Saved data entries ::
╔══

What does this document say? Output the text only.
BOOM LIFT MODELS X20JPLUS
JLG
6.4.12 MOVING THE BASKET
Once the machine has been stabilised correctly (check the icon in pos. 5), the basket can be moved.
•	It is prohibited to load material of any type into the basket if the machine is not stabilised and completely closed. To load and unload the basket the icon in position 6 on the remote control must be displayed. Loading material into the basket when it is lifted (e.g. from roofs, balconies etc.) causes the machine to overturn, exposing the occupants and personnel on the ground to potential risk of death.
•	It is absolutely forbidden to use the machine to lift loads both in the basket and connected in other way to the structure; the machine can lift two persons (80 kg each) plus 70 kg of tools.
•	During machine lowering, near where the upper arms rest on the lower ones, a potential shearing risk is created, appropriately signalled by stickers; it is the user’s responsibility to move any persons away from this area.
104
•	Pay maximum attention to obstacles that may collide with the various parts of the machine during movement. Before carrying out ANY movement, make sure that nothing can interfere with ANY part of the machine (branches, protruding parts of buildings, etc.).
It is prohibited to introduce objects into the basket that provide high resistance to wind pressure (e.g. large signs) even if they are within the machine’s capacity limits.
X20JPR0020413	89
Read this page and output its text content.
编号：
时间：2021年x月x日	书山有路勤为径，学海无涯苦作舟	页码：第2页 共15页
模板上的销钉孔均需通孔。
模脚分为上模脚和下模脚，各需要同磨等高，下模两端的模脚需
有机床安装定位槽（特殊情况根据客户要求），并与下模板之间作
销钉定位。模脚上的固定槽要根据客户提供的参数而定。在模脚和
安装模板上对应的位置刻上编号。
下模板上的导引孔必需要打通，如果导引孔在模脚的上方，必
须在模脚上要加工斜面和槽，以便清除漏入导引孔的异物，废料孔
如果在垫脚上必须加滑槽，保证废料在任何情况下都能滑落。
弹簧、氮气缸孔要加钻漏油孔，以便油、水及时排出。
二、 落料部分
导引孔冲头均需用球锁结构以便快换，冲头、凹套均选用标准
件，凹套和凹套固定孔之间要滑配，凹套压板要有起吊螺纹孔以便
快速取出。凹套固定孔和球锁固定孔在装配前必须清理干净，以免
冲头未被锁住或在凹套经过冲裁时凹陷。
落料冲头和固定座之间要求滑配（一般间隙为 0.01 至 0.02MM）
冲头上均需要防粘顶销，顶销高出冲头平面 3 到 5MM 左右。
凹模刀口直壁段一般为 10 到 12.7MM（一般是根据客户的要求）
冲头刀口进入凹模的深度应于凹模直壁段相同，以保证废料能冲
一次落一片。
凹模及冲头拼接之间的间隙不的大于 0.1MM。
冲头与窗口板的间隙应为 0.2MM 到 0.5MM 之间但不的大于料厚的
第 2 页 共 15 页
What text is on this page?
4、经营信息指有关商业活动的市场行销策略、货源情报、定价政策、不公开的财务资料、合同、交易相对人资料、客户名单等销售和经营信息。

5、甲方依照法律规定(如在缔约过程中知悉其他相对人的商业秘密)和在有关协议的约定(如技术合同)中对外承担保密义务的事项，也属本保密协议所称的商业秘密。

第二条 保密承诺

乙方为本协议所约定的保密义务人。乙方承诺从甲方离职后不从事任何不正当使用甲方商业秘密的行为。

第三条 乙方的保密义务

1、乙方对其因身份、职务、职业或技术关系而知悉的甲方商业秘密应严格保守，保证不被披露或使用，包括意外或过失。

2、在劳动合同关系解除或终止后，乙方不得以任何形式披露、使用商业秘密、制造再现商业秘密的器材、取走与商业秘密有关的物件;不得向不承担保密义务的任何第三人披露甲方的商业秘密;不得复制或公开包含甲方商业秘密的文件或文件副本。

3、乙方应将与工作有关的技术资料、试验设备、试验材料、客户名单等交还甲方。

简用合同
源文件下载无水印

╚══

Direction :: Report the count of lines in the entries that contain the string "page", and nothing besides it.

Complete response :: 2